═══ EXTRACTED ENTRIES
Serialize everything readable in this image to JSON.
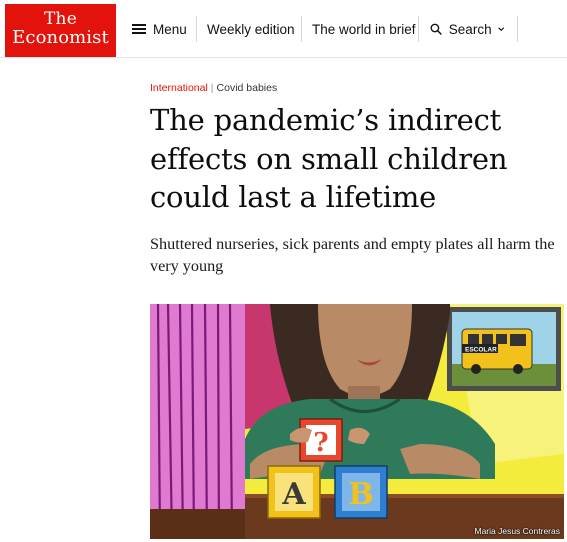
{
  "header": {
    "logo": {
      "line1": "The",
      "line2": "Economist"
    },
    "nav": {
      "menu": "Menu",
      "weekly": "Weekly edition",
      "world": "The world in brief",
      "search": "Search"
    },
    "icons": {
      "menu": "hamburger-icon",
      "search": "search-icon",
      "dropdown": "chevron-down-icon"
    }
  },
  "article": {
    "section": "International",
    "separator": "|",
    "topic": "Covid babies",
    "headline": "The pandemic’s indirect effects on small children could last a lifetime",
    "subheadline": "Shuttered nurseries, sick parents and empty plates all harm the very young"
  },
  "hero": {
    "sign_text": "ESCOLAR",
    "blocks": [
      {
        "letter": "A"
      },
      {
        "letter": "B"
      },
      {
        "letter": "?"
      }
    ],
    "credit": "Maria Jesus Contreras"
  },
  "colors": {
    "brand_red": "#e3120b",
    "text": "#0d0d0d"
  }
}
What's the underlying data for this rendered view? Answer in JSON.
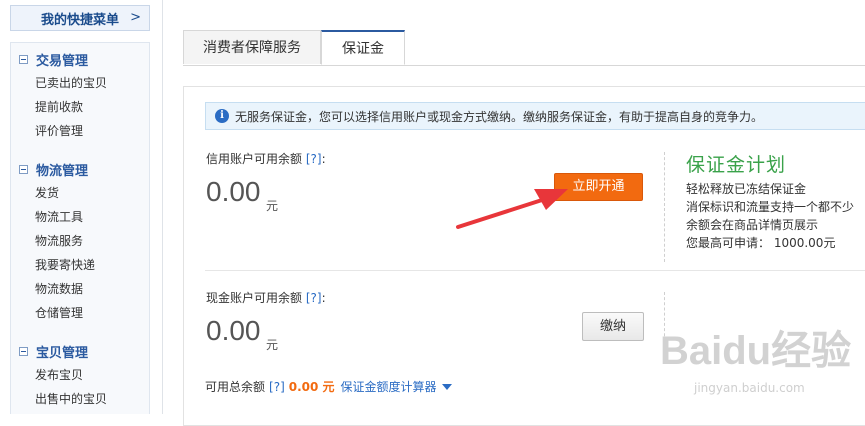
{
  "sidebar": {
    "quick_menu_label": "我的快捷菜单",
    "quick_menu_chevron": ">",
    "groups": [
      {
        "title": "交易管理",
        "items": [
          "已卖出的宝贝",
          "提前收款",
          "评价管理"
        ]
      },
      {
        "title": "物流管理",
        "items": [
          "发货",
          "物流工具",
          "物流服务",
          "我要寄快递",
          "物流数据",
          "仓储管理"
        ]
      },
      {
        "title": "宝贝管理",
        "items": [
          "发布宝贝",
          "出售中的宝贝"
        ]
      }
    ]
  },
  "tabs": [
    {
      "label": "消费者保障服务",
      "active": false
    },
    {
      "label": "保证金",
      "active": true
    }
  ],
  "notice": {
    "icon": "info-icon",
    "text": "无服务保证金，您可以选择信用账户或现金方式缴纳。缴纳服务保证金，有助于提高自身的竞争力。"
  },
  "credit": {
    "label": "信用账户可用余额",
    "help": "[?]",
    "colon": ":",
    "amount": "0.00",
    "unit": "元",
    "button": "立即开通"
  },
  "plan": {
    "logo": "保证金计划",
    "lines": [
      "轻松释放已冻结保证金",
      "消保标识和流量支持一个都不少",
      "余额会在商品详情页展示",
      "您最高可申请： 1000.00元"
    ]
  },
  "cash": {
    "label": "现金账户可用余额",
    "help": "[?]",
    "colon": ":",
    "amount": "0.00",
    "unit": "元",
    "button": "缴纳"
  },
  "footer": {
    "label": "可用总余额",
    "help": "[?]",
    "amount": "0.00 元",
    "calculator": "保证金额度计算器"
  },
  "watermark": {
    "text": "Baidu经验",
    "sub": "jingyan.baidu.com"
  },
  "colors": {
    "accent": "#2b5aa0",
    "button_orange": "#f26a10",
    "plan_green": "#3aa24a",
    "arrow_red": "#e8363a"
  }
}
══════
EXERCISE PROMPT - The data above needs to be retyped exactly, with the images left out.

EXPECTED ANSWER -
Serialize everything readable in this image to JSON.
{
  "header": {
    "logo": {
      "line1": "The",
      "line2": "Economist"
    },
    "nav": {
      "menu": "Menu",
      "weekly": "Weekly edition",
      "world": "The world in brief",
      "search": "Search"
    },
    "icons": {
      "menu": "hamburger-icon",
      "search": "search-icon",
      "dropdown": "chevron-down-icon"
    }
  },
  "article": {
    "section": "International",
    "separator": "|",
    "topic": "Covid babies",
    "headline": "The pandemic’s indirect effects on small children could last a lifetime",
    "subheadline": "Shuttered nurseries, sick parents and empty plates all harm the very young"
  },
  "hero": {
    "sign_text": "ESCOLAR",
    "blocks": [
      {
        "letter": "A"
      },
      {
        "letter": "B"
      },
      {
        "letter": "?"
      }
    ],
    "credit": "Maria Jesus Contreras"
  },
  "colors": {
    "brand_red": "#e3120b",
    "text": "#0d0d0d"
  }
}
What's the underlying data for this rendered view? Answer in JSON.
{
  "sidebar": {
    "quick_menu_label": "我的快捷菜单",
    "quick_menu_chevron": ">",
    "groups": [
      {
        "title": "交易管理",
        "items": [
          "已卖出的宝贝",
          "提前收款",
          "评价管理"
        ]
      },
      {
        "title": "物流管理",
        "items": [
          "发货",
          "物流工具",
          "物流服务",
          "我要寄快递",
          "物流数据",
          "仓储管理"
        ]
      },
      {
        "title": "宝贝管理",
        "items": [
          "发布宝贝",
          "出售中的宝贝"
        ]
      }
    ]
  },
  "tabs": [
    {
      "label": "消费者保障服务",
      "active": false
    },
    {
      "label": "保证金",
      "active": true
    }
  ],
  "notice": {
    "icon": "info-icon",
    "text": "无服务保证金，您可以选择信用账户或现金方式缴纳。缴纳服务保证金，有助于提高自身的竞争力。"
  },
  "credit": {
    "label": "信用账户可用余额",
    "help": "[?]",
    "colon": ":",
    "amount": "0.00",
    "unit": "元",
    "button": "立即开通"
  },
  "plan": {
    "logo": "保证金计划",
    "lines": [
      "轻松释放已冻结保证金",
      "消保标识和流量支持一个都不少",
      "余额会在商品详情页展示",
      "您最高可申请： 1000.00元"
    ]
  },
  "cash": {
    "label": "现金账户可用余额",
    "help": "[?]",
    "colon": ":",
    "amount": "0.00",
    "unit": "元",
    "button": "缴纳"
  },
  "footer": {
    "label": "可用总余额",
    "help": "[?]",
    "amount": "0.00 元",
    "calculator": "保证金额度计算器"
  },
  "watermark": {
    "text": "Baidu经验",
    "sub": "jingyan.baidu.com"
  },
  "colors": {
    "accent": "#2b5aa0",
    "button_orange": "#f26a10",
    "plan_green": "#3aa24a",
    "arrow_red": "#e8363a"
  }
}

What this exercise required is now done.